DESCRIPTION OF THE TASK
Retype every entry exactly, character for character.
-- Begin DATA LINES --
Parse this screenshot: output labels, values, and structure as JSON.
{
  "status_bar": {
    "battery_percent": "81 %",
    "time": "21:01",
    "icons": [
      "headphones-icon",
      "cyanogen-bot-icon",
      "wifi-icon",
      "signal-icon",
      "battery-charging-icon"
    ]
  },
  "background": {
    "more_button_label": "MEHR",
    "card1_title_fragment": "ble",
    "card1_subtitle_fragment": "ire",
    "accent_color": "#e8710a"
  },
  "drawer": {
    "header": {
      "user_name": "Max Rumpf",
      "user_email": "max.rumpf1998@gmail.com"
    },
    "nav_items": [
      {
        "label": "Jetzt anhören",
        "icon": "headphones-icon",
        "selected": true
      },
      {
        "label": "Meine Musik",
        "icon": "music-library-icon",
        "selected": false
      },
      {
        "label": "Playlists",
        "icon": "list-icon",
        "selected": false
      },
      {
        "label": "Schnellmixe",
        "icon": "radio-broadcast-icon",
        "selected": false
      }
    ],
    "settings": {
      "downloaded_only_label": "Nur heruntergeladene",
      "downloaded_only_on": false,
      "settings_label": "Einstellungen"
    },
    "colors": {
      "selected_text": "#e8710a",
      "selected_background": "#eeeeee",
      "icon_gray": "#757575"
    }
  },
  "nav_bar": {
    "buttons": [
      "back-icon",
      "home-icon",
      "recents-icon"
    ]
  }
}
-- End DATA LINES --
COMPLETE OUTPUT
Parse this screenshot: output labels, values, and structure as JSON.
{
  "status_bar": {
    "battery_percent": "81 %",
    "time": "21:01",
    "icons": [
      "headphones-icon",
      "cyanogen-bot-icon",
      "wifi-icon",
      "signal-icon",
      "battery-charging-icon"
    ]
  },
  "background": {
    "more_button_label": "MEHR",
    "card1_title_fragment": "ble",
    "card1_subtitle_fragment": "ire",
    "accent_color": "#e8710a"
  },
  "drawer": {
    "header": {
      "user_name": "Max Rumpf",
      "user_email": "max.rumpf1998@gmail.com"
    },
    "nav_items": [
      {
        "label": "Jetzt anhören",
        "icon": "headphones-icon",
        "selected": true
      },
      {
        "label": "Meine Musik",
        "icon": "music-library-icon",
        "selected": false
      },
      {
        "label": "Playlists",
        "icon": "list-icon",
        "selected": false
      },
      {
        "label": "Schnellmixe",
        "icon": "radio-broadcast-icon",
        "selected": false
      }
    ],
    "settings": {
      "downloaded_only_label": "Nur heruntergeladene",
      "downloaded_only_on": false,
      "settings_label": "Einstellungen"
    },
    "colors": {
      "selected_text": "#e8710a",
      "selected_background": "#eeeeee",
      "icon_gray": "#757575"
    }
  },
  "nav_bar": {
    "buttons": [
      "back-icon",
      "home-icon",
      "recents-icon"
    ]
  }
}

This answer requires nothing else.